Data records
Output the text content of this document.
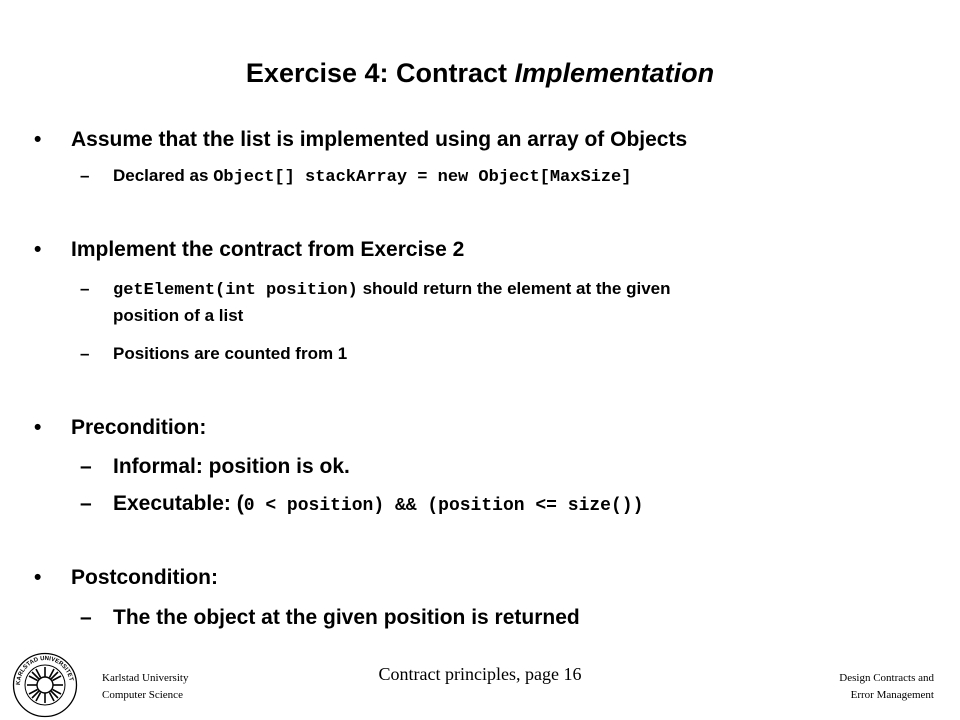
Exercise 4: Contract Implementation
• Assume that the list is implemented using an array of Objects
– Declared as Object[] stackArray = new Object[MaxSize]
• Implement the contract from Exercise 2
– getElement(int position) should return the element at the given
position of a list
– Positions are counted from 1
• Precondition:
– Informal: position is ok.
– Executable: (0 < position) && (position <= size())
• Postcondition:
– The the object at the given position is returned
KARLSTAD UNIVERSITET	Karlstad University
Computer Science
Contract principles, page 16	Design Contracts and
Error Management
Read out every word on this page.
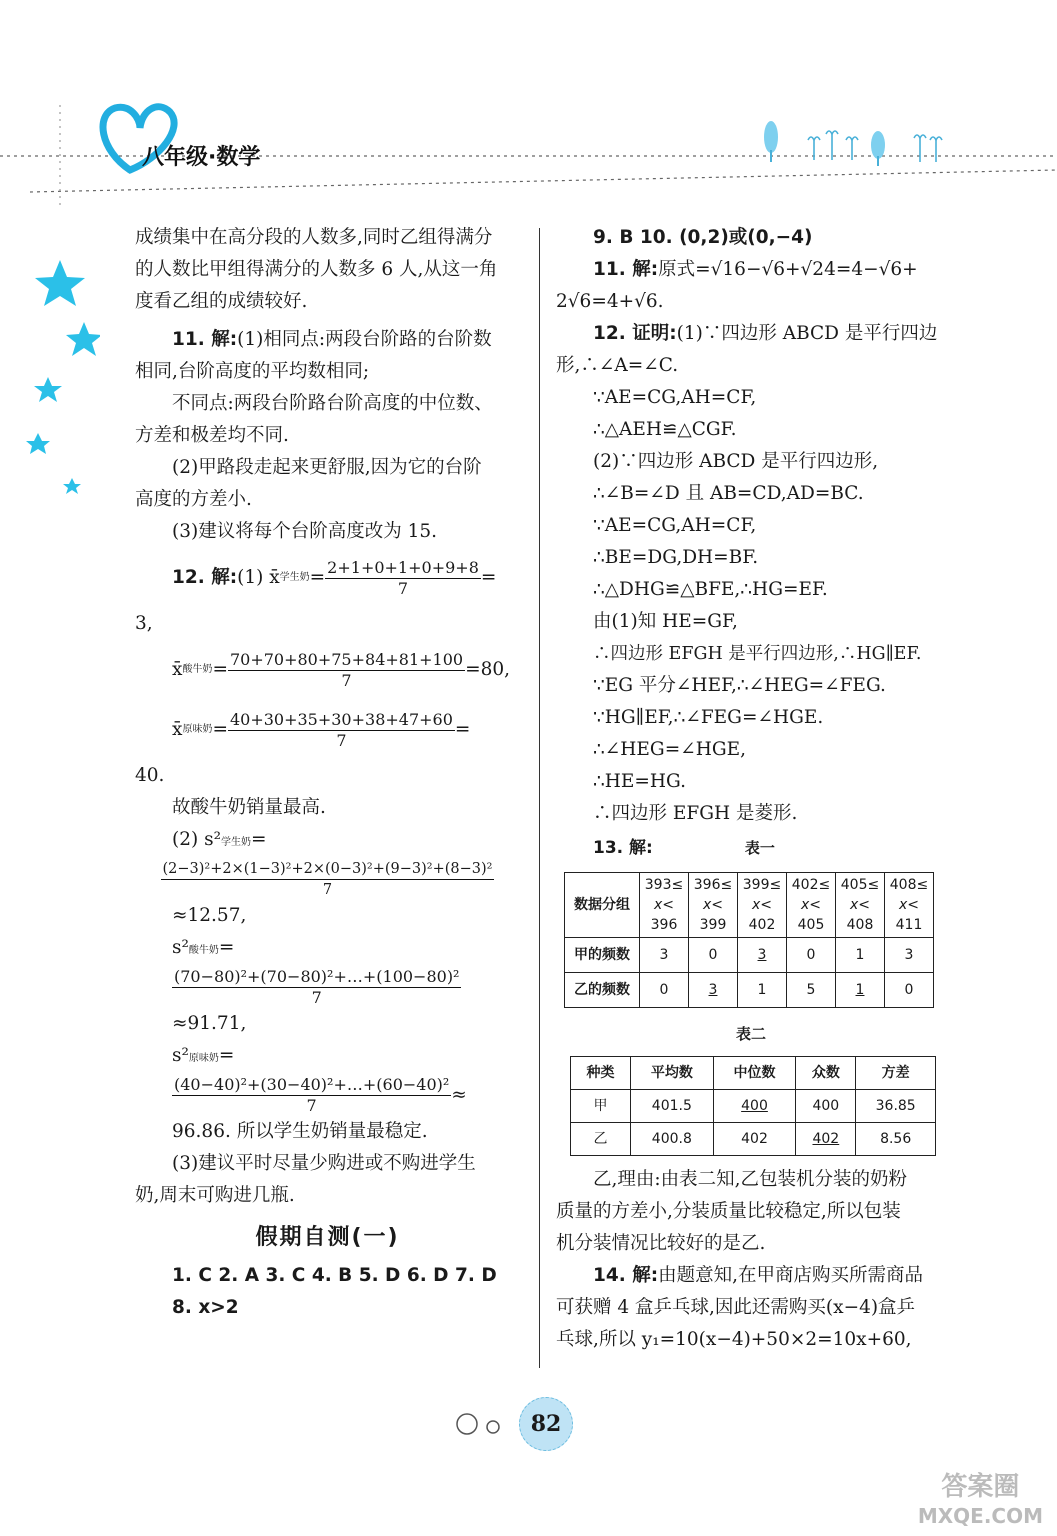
八年级·数学

成绩集中在高分段的人数多,同时乙组得满分

的人数比甲组得满分的人数多 6 人,从这一角

度看乙组的成绩较好.

11. 解:(1)相同点:两段台阶路的台阶数

相同,台阶高度的平均数相同;

不同点:两段台阶路台阶高度的中位数、

方差和极差均不同.

(2)甲路段走起来更舒服,因为它的台阶

高度的方差小.

(3)建议将每个台阶高度改为 15.

12. 解: (1) x̄ 学生奶 = $\frac{2+1+0+1+0+9+8}{7}$ =

3,

x̄ 酸牛奶 = $\frac{70+70+80+75+84+81+100}{7} =80$,
x̄ 原味奶 = $\frac{40+30+35+30+38+47+60}{7}$ =

40.

故酸牛奶销量最高.

(2) s²学生奶=

$\frac{\text{(2−3)²+2×(1−3)²+2×(0−3)²+(9−3)²+(8−3)²}}{7}$

≈12.57,

s²酸牛奶=

$\frac{\text{(70−80)²+(70−80)²+…+(100−80)²}}{7}$

≈91.71,

s²原味奶=

$\frac{\text{(40−40)²+(30−40)²+…+(60−40)²}}{7}$ ≈

96.86. 所以学生奶销量最稳定.

(3)建议平时尽量少购进或不购进学生

奶,周末可购进几瓶.

假期自测(一)

1. C 2. A 3. C 4. B 5. D 6. D 7. D

8. x>2

9. B 10. (0,2)或(0,−4)

11. 解:原式=√16−√6+√24=4−√6+

2√6=4+√6.

12. 证明:(1)∵四边形 ABCD 是平行四边

形,∴∠A=∠C.

∵AE=CG,AH=CF,

∴△AEH≌△CGF.

(2)∵四边形 ABCD 是平行四边形,

∴∠B=∠D 且 AB=CD,AD=BC.

∵AE=CG,AH=CF,

∴BE=DG,DH=BF.

∴△DHG≌△BFE,∴HG=EF.

由(1)知 HE=GF,

∴四边形 EFGH 是平行四边形,∴HG∥EF.

∵EG 平分∠HEF,∴∠HEG=∠FEG.

∵HG∥EF,∴∠FEG=∠HGE.

∴∠HEG=∠HGE,

∴HE=HG.

∴四边形 EFGH 是菱形.

13. 解:	表一
数据分组	393≤
x<
396	396≤
x<
399	399≤
x<
402	402≤
x<
405	405≤
x<
408	408≤
x<
411
甲的频数	3	0	3	0	1	3
乙的频数	0	3	1	5	1	0
表二
种类	平均数	中位数	众数	方差
甲	401.5	400	400	36.85
乙	400.8	402	402	8.56

乙,理由:由表二知,乙包装机分装的奶粉

质量的方差小,分装质量比较稳定,所以包装

机分装情况比较好的是乙.

14. 解:由题意知,在甲商店购买所需商品

可获赠 4 盒乒乓球,因此还需购买(x−4)盒乒

乓球,所以 y₁=10(x−4)+50×2=10x+60,

82
答案圈
MXQE.COM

GIVEN REQUEST
Consider the entries above and return each line with the string "this".

TASK ANSWER
Output the text content of this document.
Read out every word on this page.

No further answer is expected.